→ Your task: Report the number of lines in the data below where the string "graben" shows up, and only that number.

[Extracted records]
.....
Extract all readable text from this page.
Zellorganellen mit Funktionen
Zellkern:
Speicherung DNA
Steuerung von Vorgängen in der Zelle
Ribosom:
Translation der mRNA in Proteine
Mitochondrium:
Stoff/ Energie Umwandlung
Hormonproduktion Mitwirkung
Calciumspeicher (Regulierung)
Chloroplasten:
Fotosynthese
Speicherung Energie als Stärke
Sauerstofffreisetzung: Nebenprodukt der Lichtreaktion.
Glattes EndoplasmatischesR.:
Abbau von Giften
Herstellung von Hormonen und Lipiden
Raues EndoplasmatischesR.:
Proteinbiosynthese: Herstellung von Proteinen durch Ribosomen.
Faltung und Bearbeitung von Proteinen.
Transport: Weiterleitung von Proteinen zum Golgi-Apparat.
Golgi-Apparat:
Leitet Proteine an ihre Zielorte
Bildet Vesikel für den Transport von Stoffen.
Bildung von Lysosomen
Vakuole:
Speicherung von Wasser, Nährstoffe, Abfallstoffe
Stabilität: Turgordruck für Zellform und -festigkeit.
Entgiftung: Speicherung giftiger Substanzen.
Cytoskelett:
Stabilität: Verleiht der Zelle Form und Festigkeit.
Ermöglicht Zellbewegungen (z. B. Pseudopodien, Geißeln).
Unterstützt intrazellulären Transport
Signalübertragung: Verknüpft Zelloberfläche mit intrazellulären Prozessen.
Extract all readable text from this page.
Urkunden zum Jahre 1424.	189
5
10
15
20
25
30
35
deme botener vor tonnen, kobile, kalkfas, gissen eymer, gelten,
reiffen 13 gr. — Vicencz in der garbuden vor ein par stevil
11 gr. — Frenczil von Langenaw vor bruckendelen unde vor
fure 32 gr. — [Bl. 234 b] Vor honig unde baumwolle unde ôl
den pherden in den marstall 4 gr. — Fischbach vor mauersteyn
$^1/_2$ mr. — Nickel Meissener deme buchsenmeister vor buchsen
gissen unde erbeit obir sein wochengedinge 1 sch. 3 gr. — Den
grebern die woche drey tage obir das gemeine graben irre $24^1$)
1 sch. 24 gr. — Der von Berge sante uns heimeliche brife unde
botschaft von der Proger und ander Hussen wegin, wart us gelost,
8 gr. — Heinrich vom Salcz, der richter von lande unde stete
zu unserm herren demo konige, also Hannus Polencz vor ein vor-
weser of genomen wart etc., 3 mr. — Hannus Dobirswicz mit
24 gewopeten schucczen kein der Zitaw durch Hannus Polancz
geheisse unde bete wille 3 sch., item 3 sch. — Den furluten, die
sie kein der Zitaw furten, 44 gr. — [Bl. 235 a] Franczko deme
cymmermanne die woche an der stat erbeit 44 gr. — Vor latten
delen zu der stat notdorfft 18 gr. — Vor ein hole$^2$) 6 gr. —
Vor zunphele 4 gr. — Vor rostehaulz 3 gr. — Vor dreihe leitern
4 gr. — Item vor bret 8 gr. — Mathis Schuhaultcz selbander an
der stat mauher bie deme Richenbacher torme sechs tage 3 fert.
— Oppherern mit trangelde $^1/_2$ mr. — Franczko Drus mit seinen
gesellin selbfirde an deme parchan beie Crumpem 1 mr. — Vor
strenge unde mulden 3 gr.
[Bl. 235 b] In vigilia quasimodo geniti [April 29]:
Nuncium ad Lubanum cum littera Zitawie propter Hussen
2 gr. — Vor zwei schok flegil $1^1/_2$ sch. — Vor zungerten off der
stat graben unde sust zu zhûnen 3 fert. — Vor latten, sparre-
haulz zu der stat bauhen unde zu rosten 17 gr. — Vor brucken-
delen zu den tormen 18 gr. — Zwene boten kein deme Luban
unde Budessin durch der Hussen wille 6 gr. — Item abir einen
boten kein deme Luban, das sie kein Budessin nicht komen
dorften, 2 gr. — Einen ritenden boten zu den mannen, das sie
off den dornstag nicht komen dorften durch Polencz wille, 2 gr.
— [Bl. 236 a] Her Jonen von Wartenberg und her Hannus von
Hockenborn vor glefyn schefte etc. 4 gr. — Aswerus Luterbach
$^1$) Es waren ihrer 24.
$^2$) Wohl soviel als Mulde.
.....
→ Expected answer: 2